Dataset entries on figures
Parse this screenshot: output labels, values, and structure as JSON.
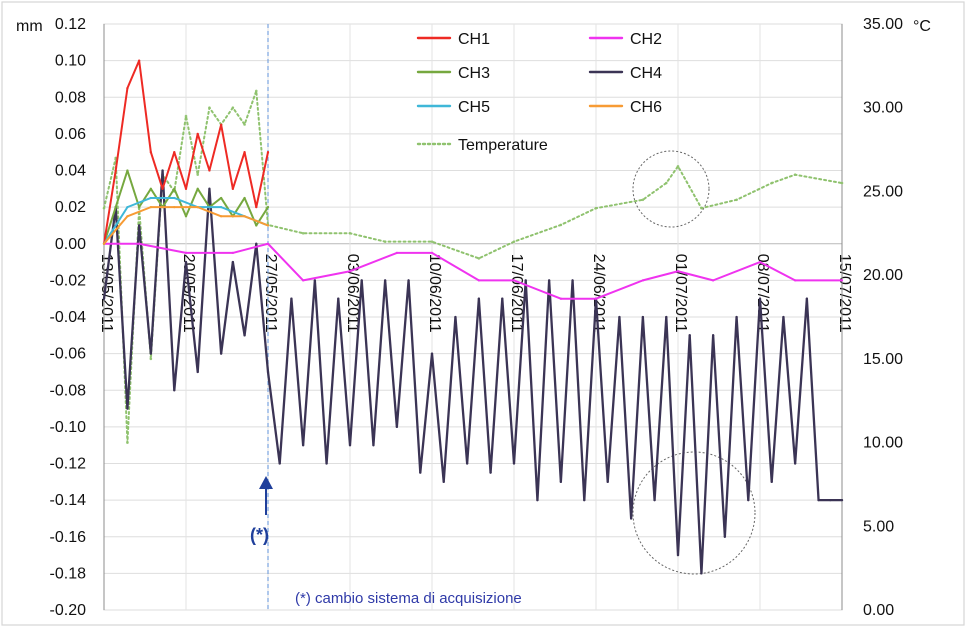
{
  "chart_data": {
    "type": "line",
    "left_axis": {
      "unit_label": "mm",
      "ylim": [
        -0.2,
        0.12
      ],
      "ticks": [
        0.12,
        0.1,
        0.08,
        0.06,
        0.04,
        0.02,
        0.0,
        -0.02,
        -0.04,
        -0.06,
        -0.08,
        -0.1,
        -0.12,
        -0.14,
        -0.16,
        -0.18,
        -0.2
      ],
      "tick_labels": [
        "0.12",
        "0.10",
        "0.08",
        "0.06",
        "0.04",
        "0.02",
        "0.00",
        "-0.02",
        "-0.04",
        "-0.06",
        "-0.08",
        "-0.10",
        "-0.12",
        "-0.14",
        "-0.16",
        "-0.18",
        "-0.20"
      ]
    },
    "right_axis": {
      "unit_label": "°C",
      "ylim": [
        0,
        35
      ],
      "ticks": [
        35,
        30,
        25,
        20,
        15,
        10,
        5,
        0
      ],
      "tick_labels": [
        "35.00",
        "30.00",
        "25.00",
        "20.00",
        "15.00",
        "10.00",
        "5.00",
        "0.00"
      ]
    },
    "x_axis": {
      "start": "2011-05-13",
      "end": "2011-07-15",
      "ticks": [
        "2011-05-13",
        "2011-05-20",
        "2011-05-27",
        "2011-06-03",
        "2011-06-10",
        "2011-06-17",
        "2011-06-24",
        "2011-07-01",
        "2011-07-08",
        "2011-07-15"
      ],
      "tick_labels": [
        "13/05/2011",
        "20/05/2011",
        "27/05/2011",
        "03/06/2011",
        "10/06/2011",
        "17/06/2011",
        "24/06/2011",
        "01/07/2011",
        "08/07/2011",
        "15/07/2011"
      ]
    },
    "grid": true,
    "legend": {
      "placement": "top-center",
      "items": [
        {
          "label": "CH1",
          "color": "#ee2a24",
          "style": "solid"
        },
        {
          "label": "CH2",
          "color": "#ef33ef",
          "style": "solid"
        },
        {
          "label": "CH3",
          "color": "#76a83f",
          "style": "solid"
        },
        {
          "label": "CH4",
          "color": "#3b3455",
          "style": "solid"
        },
        {
          "label": "CH5",
          "color": "#3fb7d8",
          "style": "solid"
        },
        {
          "label": "CH6",
          "color": "#f79b34",
          "style": "solid"
        },
        {
          "label": "Temperature",
          "color": "#8fc26e",
          "style": "dotted"
        }
      ]
    },
    "series": [
      {
        "name": "CH1",
        "axis": "left",
        "x": [
          "2011-05-13",
          "2011-05-14",
          "2011-05-15",
          "2011-05-16",
          "2011-05-17",
          "2011-05-18",
          "2011-05-19",
          "2011-05-20",
          "2011-05-21",
          "2011-05-22",
          "2011-05-23",
          "2011-05-24",
          "2011-05-25",
          "2011-05-26",
          "2011-05-27"
        ],
        "y": [
          0.0,
          0.04,
          0.085,
          0.1,
          0.05,
          0.03,
          0.05,
          0.03,
          0.06,
          0.04,
          0.065,
          0.03,
          0.05,
          0.02,
          0.05
        ]
      },
      {
        "name": "CH2",
        "axis": "left",
        "x": [
          "2011-05-13",
          "2011-05-16",
          "2011-05-20",
          "2011-05-24",
          "2011-05-27",
          "2011-05-30",
          "2011-06-03",
          "2011-06-07",
          "2011-06-10",
          "2011-06-14",
          "2011-06-17",
          "2011-06-21",
          "2011-06-24",
          "2011-06-28",
          "2011-07-01",
          "2011-07-04",
          "2011-07-08",
          "2011-07-11",
          "2011-07-15"
        ],
        "y": [
          0.0,
          0.0,
          -0.005,
          -0.005,
          0.0,
          -0.02,
          -0.015,
          -0.005,
          -0.005,
          -0.02,
          -0.02,
          -0.03,
          -0.03,
          -0.02,
          -0.015,
          -0.02,
          -0.01,
          -0.02,
          -0.02
        ]
      },
      {
        "name": "CH3",
        "axis": "left",
        "x": [
          "2011-05-13",
          "2011-05-14",
          "2011-05-15",
          "2011-05-16",
          "2011-05-17",
          "2011-05-18",
          "2011-05-19",
          "2011-05-20",
          "2011-05-21",
          "2011-05-22",
          "2011-05-23",
          "2011-05-24",
          "2011-05-25",
          "2011-05-26",
          "2011-05-27"
        ],
        "y": [
          0.0,
          0.02,
          0.04,
          0.02,
          0.03,
          0.02,
          0.03,
          0.015,
          0.03,
          0.02,
          0.025,
          0.015,
          0.025,
          0.01,
          0.02
        ]
      },
      {
        "name": "CH4",
        "axis": "left",
        "x": [
          "2011-05-13",
          "2011-05-14",
          "2011-05-15",
          "2011-05-16",
          "2011-05-17",
          "2011-05-18",
          "2011-05-19",
          "2011-05-20",
          "2011-05-21",
          "2011-05-22",
          "2011-05-23",
          "2011-05-24",
          "2011-05-25",
          "2011-05-26",
          "2011-05-27",
          "2011-05-28",
          "2011-05-29",
          "2011-05-30",
          "2011-05-31",
          "2011-06-01",
          "2011-06-02",
          "2011-06-03",
          "2011-06-04",
          "2011-06-05",
          "2011-06-06",
          "2011-06-07",
          "2011-06-08",
          "2011-06-09",
          "2011-06-10",
          "2011-06-11",
          "2011-06-12",
          "2011-06-13",
          "2011-06-14",
          "2011-06-15",
          "2011-06-16",
          "2011-06-17",
          "2011-06-18",
          "2011-06-19",
          "2011-06-20",
          "2011-06-21",
          "2011-06-22",
          "2011-06-23",
          "2011-06-24",
          "2011-06-25",
          "2011-06-26",
          "2011-06-27",
          "2011-06-28",
          "2011-06-29",
          "2011-06-30",
          "2011-07-01",
          "2011-07-02",
          "2011-07-03",
          "2011-07-04",
          "2011-07-05",
          "2011-07-06",
          "2011-07-07",
          "2011-07-08",
          "2011-07-09",
          "2011-07-10",
          "2011-07-11",
          "2011-07-12",
          "2011-07-13",
          "2011-07-14",
          "2011-07-15"
        ],
        "y": [
          -0.03,
          0.02,
          -0.09,
          0.01,
          -0.06,
          0.04,
          -0.08,
          -0.01,
          -0.07,
          0.03,
          -0.06,
          -0.01,
          -0.05,
          0.0,
          -0.07,
          -0.12,
          -0.03,
          -0.11,
          -0.02,
          -0.12,
          -0.03,
          -0.11,
          -0.02,
          -0.11,
          -0.02,
          -0.1,
          -0.02,
          -0.125,
          -0.06,
          -0.13,
          -0.04,
          -0.12,
          -0.03,
          -0.125,
          -0.03,
          -0.12,
          -0.02,
          -0.14,
          -0.02,
          -0.13,
          -0.02,
          -0.14,
          -0.03,
          -0.13,
          -0.04,
          -0.15,
          -0.04,
          -0.14,
          -0.04,
          -0.17,
          -0.05,
          -0.18,
          -0.05,
          -0.16,
          -0.04,
          -0.14,
          -0.03,
          -0.13,
          -0.04,
          -0.12,
          -0.03,
          -0.14,
          -0.14,
          -0.14
        ]
      },
      {
        "name": "CH5",
        "axis": "left",
        "x": [
          "2011-05-13",
          "2011-05-15",
          "2011-05-17",
          "2011-05-19",
          "2011-05-21",
          "2011-05-23",
          "2011-05-25",
          "2011-05-27"
        ],
        "y": [
          0.0,
          0.02,
          0.025,
          0.025,
          0.02,
          0.02,
          0.015,
          0.01
        ]
      },
      {
        "name": "CH6",
        "axis": "left",
        "x": [
          "2011-05-13",
          "2011-05-15",
          "2011-05-17",
          "2011-05-19",
          "2011-05-21",
          "2011-05-23",
          "2011-05-25",
          "2011-05-27"
        ],
        "y": [
          0.0,
          0.015,
          0.02,
          0.02,
          0.02,
          0.015,
          0.015,
          0.01
        ]
      },
      {
        "name": "Temperature",
        "axis": "right",
        "x": [
          "2011-05-13",
          "2011-05-14",
          "2011-05-15",
          "2011-05-16",
          "2011-05-17",
          "2011-05-18",
          "2011-05-19",
          "2011-05-20",
          "2011-05-21",
          "2011-05-22",
          "2011-05-23",
          "2011-05-24",
          "2011-05-25",
          "2011-05-26",
          "2011-05-27",
          "2011-05-30",
          "2011-06-03",
          "2011-06-06",
          "2011-06-10",
          "2011-06-14",
          "2011-06-17",
          "2011-06-21",
          "2011-06-24",
          "2011-06-28",
          "2011-06-30",
          "2011-07-01",
          "2011-07-03",
          "2011-07-06",
          "2011-07-09",
          "2011-07-11",
          "2011-07-15"
        ],
        "y": [
          24.0,
          27.0,
          10.0,
          24.0,
          15.0,
          26.0,
          25.0,
          29.5,
          26.0,
          30.0,
          29.0,
          30.0,
          29.0,
          31.0,
          23.0,
          22.5,
          22.5,
          22.0,
          22.0,
          21.0,
          22.0,
          23.0,
          24.0,
          24.5,
          25.5,
          26.5,
          24.0,
          24.5,
          25.5,
          26.0,
          25.5
        ]
      }
    ],
    "annotations": {
      "marker_label": "(*)",
      "note": "(*) cambio sistema di acquisizione"
    }
  }
}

- PROBLEM
Return each line that includes "color".

- TASK RESPONSE
          "color": "#ee2a24",
          "color": "#ef33ef",
          "color": "#76a83f",
          "color": "#3b3455",
          "color": "#3fb7d8",
          "color": "#f79b34",
          "color": "#8fc26e",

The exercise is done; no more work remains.